[Spatial annotation records]

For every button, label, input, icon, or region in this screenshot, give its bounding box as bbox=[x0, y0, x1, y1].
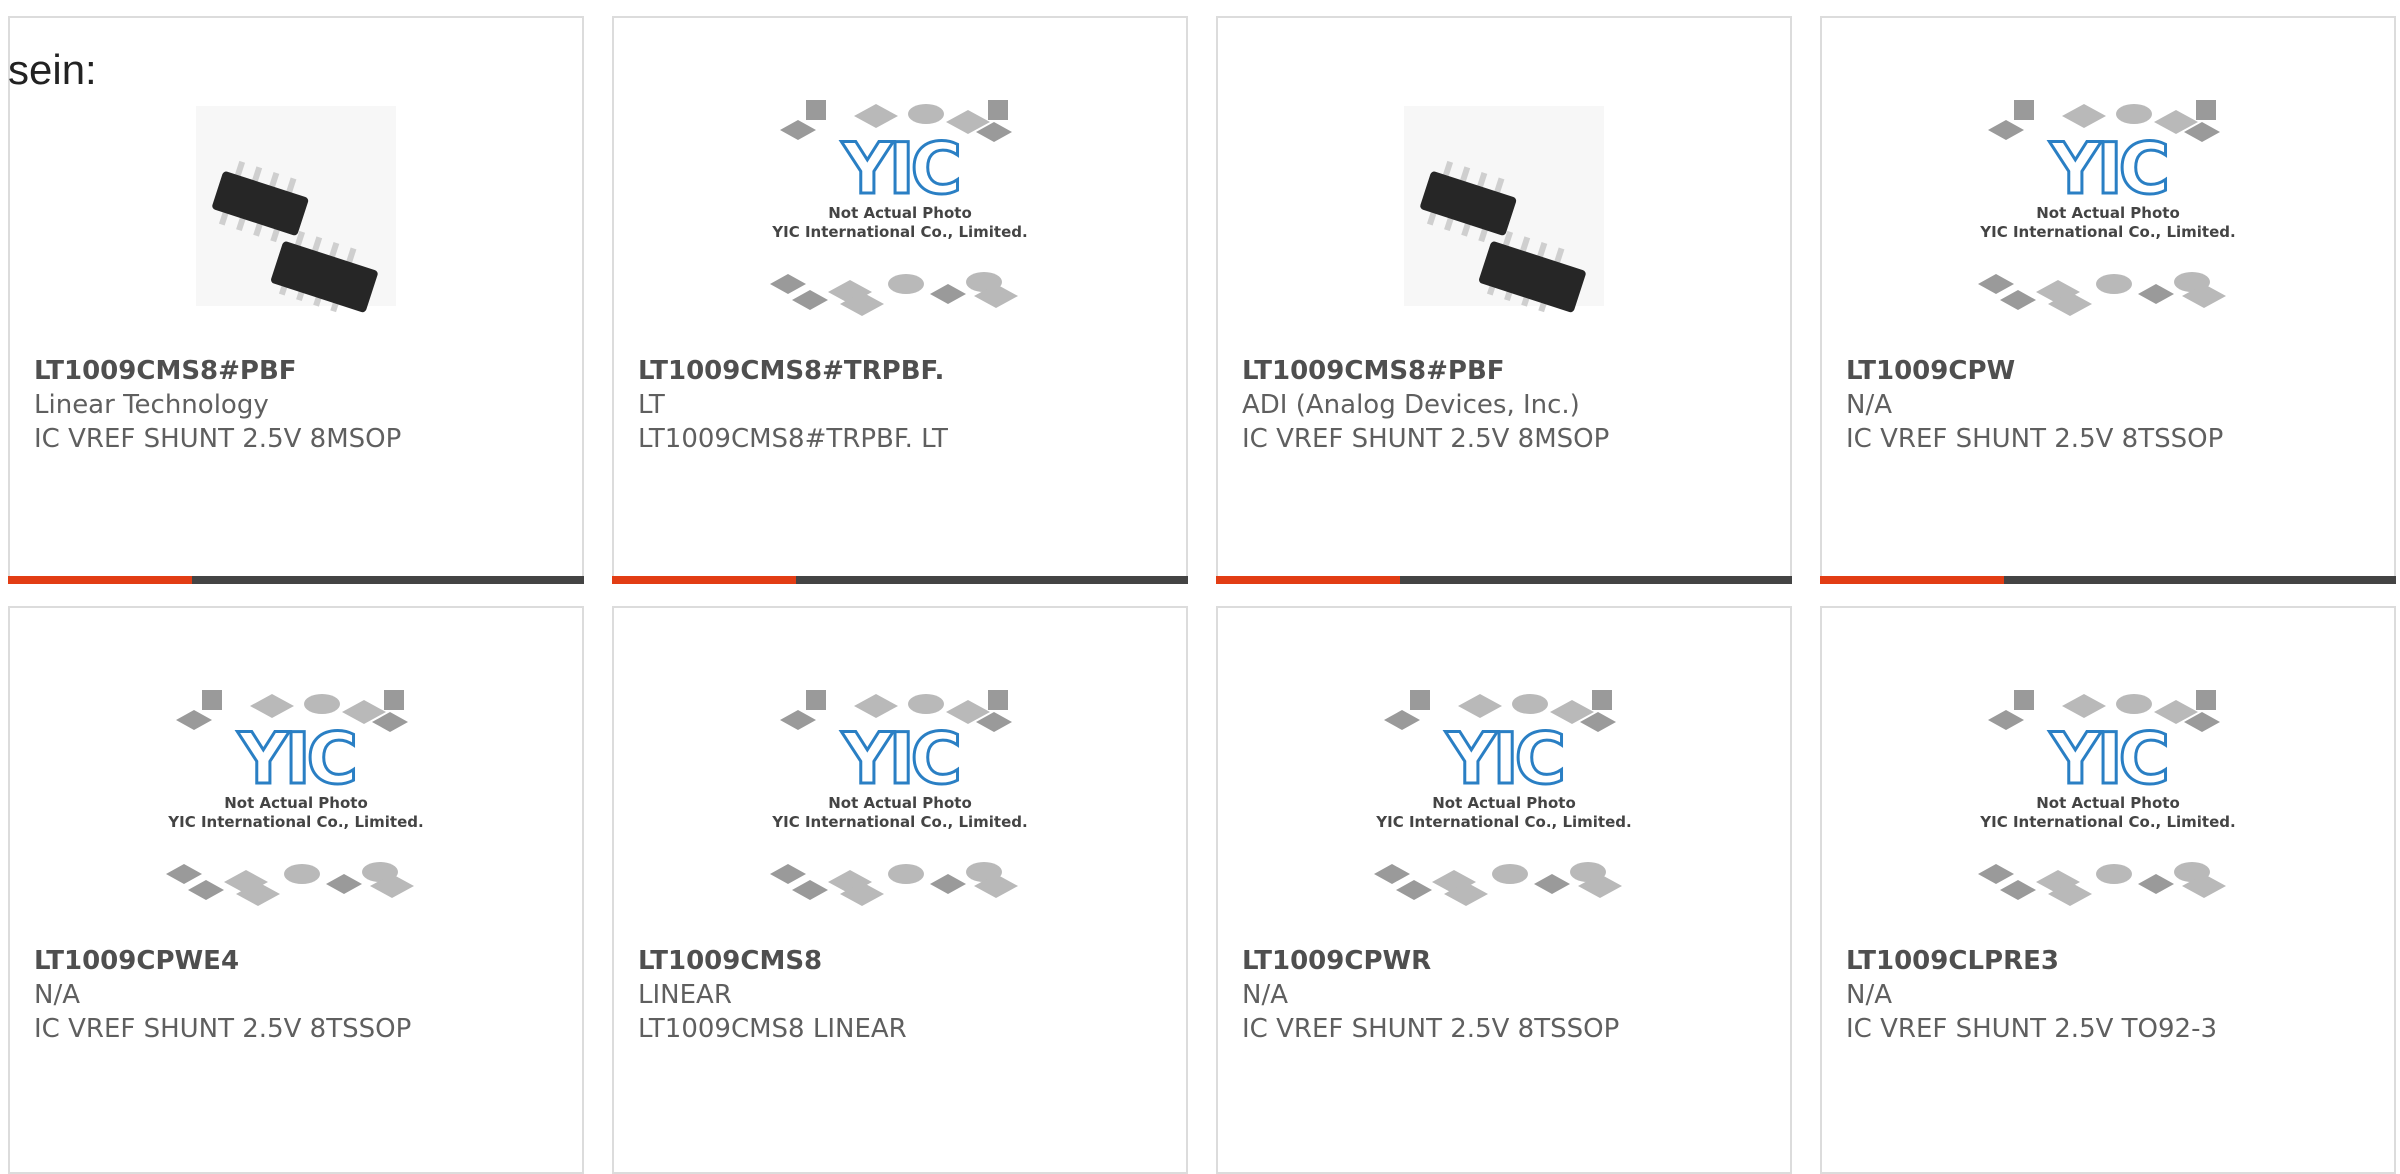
product-info: LT1009CLPRE3 N/A IC VREF SHUNT 2.5V TO92-3 bbox=[1846, 944, 2382, 1046]
svg-text:YIC International Co., Limited: YIC International Co., Limited. bbox=[167, 813, 423, 831]
svg-text:Not Actual Photo: Not Actual Photo bbox=[1432, 794, 1576, 812]
card-hover-bar bbox=[612, 576, 1188, 584]
product-manufacturer: Linear Technology bbox=[34, 390, 269, 420]
product-description: IC VREF SHUNT 2.5V 8MSOP bbox=[1242, 424, 1610, 454]
svg-text:Not Actual Photo: Not Actual Photo bbox=[224, 794, 368, 812]
product-info: LT1009CMS8#PBF ADI (Analog Devices, Inc.)… bbox=[1242, 354, 1778, 456]
product-image[interactable]: YIC Not Actual Photo YIC International Co.… bbox=[1822, 78, 2394, 358]
product-description: IC VREF SHUNT 2.5V TO92-3 bbox=[1846, 1014, 2218, 1044]
product-part-number: LT1009CMS8#PBF bbox=[1242, 356, 1505, 386]
svg-text:Not Actual Photo: Not Actual Photo bbox=[828, 204, 972, 222]
yic-placeholder-image: YICNot Actual PhotoYIC International Co.… bbox=[770, 100, 1028, 316]
product-part-number: LT1009CLPRE3 bbox=[1846, 946, 2059, 976]
product-part-number: LT1009CMS8 bbox=[638, 946, 823, 976]
product-image[interactable]: YIC Not Actual Photo YIC International Co.… bbox=[10, 668, 582, 948]
card-hover-bar bbox=[1820, 576, 2396, 584]
card-hover-bar-accent bbox=[1216, 576, 1401, 584]
product-manufacturer: N/A bbox=[1242, 980, 1288, 1010]
yic-placeholder-image: YICNot Actual PhotoYIC International Co.… bbox=[1374, 690, 1632, 906]
product-card[interactable]: YIC Not Actual Photo YIC International Co.… bbox=[1820, 16, 2396, 584]
product-description: LT1009CMS8#TRPBF. LT bbox=[638, 424, 948, 454]
product-description: IC VREF SHUNT 2.5V 8TSSOP bbox=[1846, 424, 2224, 454]
product-card[interactable]: YIC Not Actual Photo YIC International Co.… bbox=[8, 606, 584, 1174]
product-info: LT1009CPW N/A IC VREF SHUNT 2.5V 8TSSOP bbox=[1846, 354, 2382, 456]
card-hover-bar bbox=[1216, 576, 1792, 584]
yic-placeholder-image: YICNot Actual PhotoYIC International Co.… bbox=[1978, 690, 2236, 906]
product-image[interactable]: YIC Not Actual Photo YIC International Co.… bbox=[614, 668, 1186, 948]
svg-text:YIC: YIC bbox=[2049, 128, 2166, 210]
product-description: LT1009CMS8 LINEAR bbox=[638, 1014, 907, 1044]
yic-placeholder-image: YICNot Actual PhotoYIC International Co.… bbox=[1978, 100, 2236, 316]
svg-text:Not Actual Photo: Not Actual Photo bbox=[2036, 794, 2180, 812]
product-manufacturer: LINEAR bbox=[638, 980, 732, 1010]
product-info: LT1009CMS8 LINEAR LT1009CMS8 LINEAR bbox=[638, 944, 1174, 1046]
product-image[interactable]: YIC Not Actual Photo YIC International Co.… bbox=[1822, 668, 2394, 948]
svg-text:YIC International Co., Limited: YIC International Co., Limited. bbox=[771, 223, 1027, 241]
svg-text:YIC: YIC bbox=[841, 128, 958, 210]
svg-text:YIC: YIC bbox=[237, 718, 354, 800]
product-description: IC VREF SHUNT 2.5V 8TSSOP bbox=[34, 1014, 412, 1044]
svg-text:YIC: YIC bbox=[2049, 718, 2166, 800]
product-manufacturer: LT bbox=[638, 390, 665, 420]
svg-text:Not Actual Photo: Not Actual Photo bbox=[2036, 204, 2180, 222]
svg-text:YIC International Co., Limited: YIC International Co., Limited. bbox=[1375, 813, 1631, 831]
product-info: LT1009CPWE4 N/A IC VREF SHUNT 2.5V 8TSSOP bbox=[34, 944, 570, 1046]
product-image[interactable] bbox=[10, 78, 582, 358]
product-manufacturer: ADI (Analog Devices, Inc.) bbox=[1242, 390, 1580, 420]
product-manufacturer: N/A bbox=[1846, 390, 1892, 420]
product-card[interactable]: YIC Not Actual Photo YIC International Co.… bbox=[612, 606, 1188, 1174]
svg-text:YIC International Co., Limited: YIC International Co., Limited. bbox=[1979, 813, 2235, 831]
product-part-number: LT1009CPW bbox=[1846, 356, 2016, 386]
product-manufacturer: N/A bbox=[1846, 980, 1892, 1010]
msop-chip-image bbox=[1404, 106, 1604, 313]
product-card[interactable]: YIC Not Actual Photo YIC International Co.… bbox=[1820, 606, 2396, 1174]
product-part-number: LT1009CMS8#TRPBF. bbox=[638, 356, 945, 386]
card-hover-bar bbox=[8, 576, 584, 584]
product-card[interactable]: LT1009CMS8#PBF ADI (Analog Devices, Inc.)… bbox=[1216, 16, 1792, 584]
card-hover-bar-accent bbox=[8, 576, 193, 584]
product-image[interactable]: YIC Not Actual Photo YIC International Co.… bbox=[614, 78, 1186, 358]
product-part-number: LT1009CPWE4 bbox=[34, 946, 240, 976]
product-card[interactable]: YIC Not Actual Photo YIC International Co.… bbox=[612, 16, 1188, 584]
svg-text:YIC International Co., Limited: YIC International Co., Limited. bbox=[771, 813, 1027, 831]
product-image[interactable]: YIC Not Actual Photo YIC International Co.… bbox=[1218, 668, 1790, 948]
product-description: IC VREF SHUNT 2.5V 8MSOP bbox=[34, 424, 402, 454]
product-info: LT1009CMS8#PBF Linear Technology IC VREF S… bbox=[34, 354, 570, 456]
product-info: LT1009CMS8#TRPBF. LT LT1009CMS8#TRPBF. LT bbox=[638, 354, 1174, 456]
product-image[interactable] bbox=[1218, 78, 1790, 358]
product-part-number: LT1009CPWR bbox=[1242, 946, 1432, 976]
intro-text: sein: bbox=[8, 46, 97, 93]
product-manufacturer: N/A bbox=[34, 980, 80, 1010]
product-card[interactable]: YIC Not Actual Photo YIC International Co.… bbox=[1216, 606, 1792, 1174]
card-hover-bar-accent bbox=[612, 576, 797, 584]
yic-placeholder-image: YICNot Actual PhotoYIC International Co.… bbox=[770, 690, 1028, 906]
svg-text:YIC: YIC bbox=[1445, 718, 1562, 800]
yic-placeholder-image: YICNot Actual PhotoYIC International Co.… bbox=[166, 690, 424, 906]
svg-text:YIC International Co., Limited: YIC International Co., Limited. bbox=[1979, 223, 2235, 241]
svg-text:Not Actual Photo: Not Actual Photo bbox=[828, 794, 972, 812]
product-info: LT1009CPWR N/A IC VREF SHUNT 2.5V 8TSSOP bbox=[1242, 944, 1778, 1046]
card-hover-bar-accent bbox=[1820, 576, 2005, 584]
svg-text:YIC: YIC bbox=[841, 718, 958, 800]
product-card[interactable]: LT1009CMS8#PBF Linear Technology IC VREF S… bbox=[8, 16, 584, 584]
msop-chip-image bbox=[196, 106, 396, 313]
product-part-number: LT1009CMS8#PBF bbox=[34, 356, 297, 386]
product-description: IC VREF SHUNT 2.5V 8TSSOP bbox=[1242, 1014, 1620, 1044]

What the exercise asks:
Copy every line of the records above word for word, leaving the pictures out of your answer.

The solution:
For every button, label, input, icon, or region in this screenshot, give its bounding box as bbox=[x0, y0, x1, y1].
product-info: LT1009CLPRE3 N/A IC VREF SHUNT 2.5V TO92-3 bbox=[1846, 944, 2382, 1046]
svg-text:YIC International Co., Limited: YIC International Co., Limited. bbox=[167, 813, 423, 831]
svg-text:Not Actual Photo: Not Actual Photo bbox=[1432, 794, 1576, 812]
card-hover-bar bbox=[612, 576, 1188, 584]
product-manufacturer: Linear Technology bbox=[34, 390, 269, 420]
product-description: IC VREF SHUNT 2.5V 8MSOP bbox=[1242, 424, 1610, 454]
svg-text:Not Actual Photo: Not Actual Photo bbox=[224, 794, 368, 812]
product-info: LT1009CMS8#PBF ADI (Analog Devices, Inc.)… bbox=[1242, 354, 1778, 456]
product-image[interactable]: YIC Not Actual Photo YIC International Co.… bbox=[1822, 78, 2394, 358]
product-description: IC VREF SHUNT 2.5V TO92-3 bbox=[1846, 1014, 2218, 1044]
product-part-number: LT1009CMS8#PBF bbox=[1242, 356, 1505, 386]
svg-text:Not Actual Photo: Not Actual Photo bbox=[828, 204, 972, 222]
yic-placeholder-image: YICNot Actual PhotoYIC International Co.… bbox=[770, 100, 1028, 316]
product-part-number: LT1009CLPRE3 bbox=[1846, 946, 2059, 976]
product-part-number: LT1009CMS8 bbox=[638, 946, 823, 976]
product-image[interactable]: YIC Not Actual Photo YIC International Co.… bbox=[10, 668, 582, 948]
card-hover-bar bbox=[1820, 576, 2396, 584]
card-hover-bar-accent bbox=[1216, 576, 1401, 584]
product-manufacturer: N/A bbox=[1242, 980, 1288, 1010]
yic-placeholder-image: YICNot Actual PhotoYIC International Co.… bbox=[1374, 690, 1632, 906]
product-card[interactable]: YIC Not Actual Photo YIC International Co.… bbox=[1820, 16, 2396, 584]
product-description: LT1009CMS8#TRPBF. LT bbox=[638, 424, 948, 454]
product-description: IC VREF SHUNT 2.5V 8TSSOP bbox=[1846, 424, 2224, 454]
product-card[interactable]: YIC Not Actual Photo YIC International Co.… bbox=[8, 606, 584, 1174]
product-info: LT1009CPW N/A IC VREF SHUNT 2.5V 8TSSOP bbox=[1846, 354, 2382, 456]
card-hover-bar bbox=[1216, 576, 1792, 584]
yic-placeholder-image: YICNot Actual PhotoYIC International Co.… bbox=[1978, 690, 2236, 906]
product-image[interactable]: YIC Not Actual Photo YIC International Co.… bbox=[614, 668, 1186, 948]
svg-text:YIC: YIC bbox=[2049, 128, 2166, 210]
product-description: LT1009CMS8 LINEAR bbox=[638, 1014, 907, 1044]
yic-placeholder-image: YICNot Actual PhotoYIC International Co.… bbox=[1978, 100, 2236, 316]
svg-text:Not Actual Photo: Not Actual Photo bbox=[2036, 794, 2180, 812]
product-manufacturer: LINEAR bbox=[638, 980, 732, 1010]
product-info: LT1009CMS8 LINEAR LT1009CMS8 LINEAR bbox=[638, 944, 1174, 1046]
product-image[interactable]: YIC Not Actual Photo YIC International Co.… bbox=[1822, 668, 2394, 948]
svg-text:YIC International Co., Limited: YIC International Co., Limited. bbox=[771, 223, 1027, 241]
svg-text:YIC: YIC bbox=[841, 128, 958, 210]
svg-text:YIC: YIC bbox=[237, 718, 354, 800]
product-description: IC VREF SHUNT 2.5V 8TSSOP bbox=[34, 1014, 412, 1044]
svg-text:YIC: YIC bbox=[2049, 718, 2166, 800]
product-manufacturer: LT bbox=[638, 390, 665, 420]
svg-text:Not Actual Photo: Not Actual Photo bbox=[2036, 204, 2180, 222]
svg-text:YIC International Co., Limited: YIC International Co., Limited. bbox=[1375, 813, 1631, 831]
product-info: LT1009CPWE4 N/A IC VREF SHUNT 2.5V 8TSSOP bbox=[34, 944, 570, 1046]
product-image[interactable] bbox=[10, 78, 582, 358]
product-manufacturer: ADI (Analog Devices, Inc.) bbox=[1242, 390, 1580, 420]
product-manufacturer: N/A bbox=[1846, 390, 1892, 420]
product-card[interactable]: YIC Not Actual Photo YIC International Co.… bbox=[612, 606, 1188, 1174]
svg-text:YIC International Co., Limited: YIC International Co., Limited. bbox=[1979, 813, 2235, 831]
product-part-number: LT1009CPW bbox=[1846, 356, 2016, 386]
product-manufacturer: N/A bbox=[1846, 980, 1892, 1010]
msop-chip-image bbox=[1404, 106, 1604, 313]
product-card[interactable]: YIC Not Actual Photo YIC International Co.… bbox=[1820, 606, 2396, 1174]
product-part-number: LT1009CMS8#TRPBF. bbox=[638, 356, 945, 386]
card-hover-bar bbox=[8, 576, 584, 584]
product-card[interactable]: LT1009CMS8#PBF ADI (Analog Devices, Inc.)… bbox=[1216, 16, 1792, 584]
card-hover-bar-accent bbox=[8, 576, 193, 584]
product-image[interactable]: YIC Not Actual Photo YIC International Co.… bbox=[614, 78, 1186, 358]
product-part-number: LT1009CPWE4 bbox=[34, 946, 240, 976]
product-card[interactable]: YIC Not Actual Photo YIC International Co.… bbox=[612, 16, 1188, 584]
svg-text:YIC International Co., Limited: YIC International Co., Limited. bbox=[771, 813, 1027, 831]
product-image[interactable]: YIC Not Actual Photo YIC International Co.… bbox=[1218, 668, 1790, 948]
product-description: IC VREF SHUNT 2.5V 8MSOP bbox=[34, 424, 402, 454]
product-info: LT1009CMS8#PBF Linear Technology IC VREF S… bbox=[34, 354, 570, 456]
product-info: LT1009CMS8#TRPBF. LT LT1009CMS8#TRPBF. LT bbox=[638, 354, 1174, 456]
product-image[interactable] bbox=[1218, 78, 1790, 358]
product-part-number: LT1009CPWR bbox=[1242, 946, 1432, 976]
intro-text: sein: bbox=[8, 46, 97, 93]
product-manufacturer: N/A bbox=[34, 980, 80, 1010]
product-card[interactable]: YIC Not Actual Photo YIC International Co.… bbox=[1216, 606, 1792, 1174]
card-hover-bar-accent bbox=[612, 576, 797, 584]
yic-placeholder-image: YICNot Actual PhotoYIC International Co.… bbox=[770, 690, 1028, 906]
svg-text:YIC: YIC bbox=[1445, 718, 1562, 800]
yic-placeholder-image: YICNot Actual PhotoYIC International Co.… bbox=[166, 690, 424, 906]
svg-text:YIC International Co., Limited: YIC International Co., Limited. bbox=[1979, 223, 2235, 241]
svg-text:Not Actual Photo: Not Actual Photo bbox=[828, 794, 972, 812]
product-info: LT1009CPWR N/A IC VREF SHUNT 2.5V 8TSSOP bbox=[1242, 944, 1778, 1046]
card-hover-bar-accent bbox=[1820, 576, 2005, 584]
svg-text:YIC: YIC bbox=[841, 718, 958, 800]
product-card[interactable]: LT1009CMS8#PBF Linear Technology IC VREF S… bbox=[8, 16, 584, 584]
msop-chip-image bbox=[196, 106, 396, 313]
product-part-number: LT1009CMS8#PBF bbox=[34, 356, 297, 386]
product-description: IC VREF SHUNT 2.5V 8TSSOP bbox=[1242, 1014, 1620, 1044]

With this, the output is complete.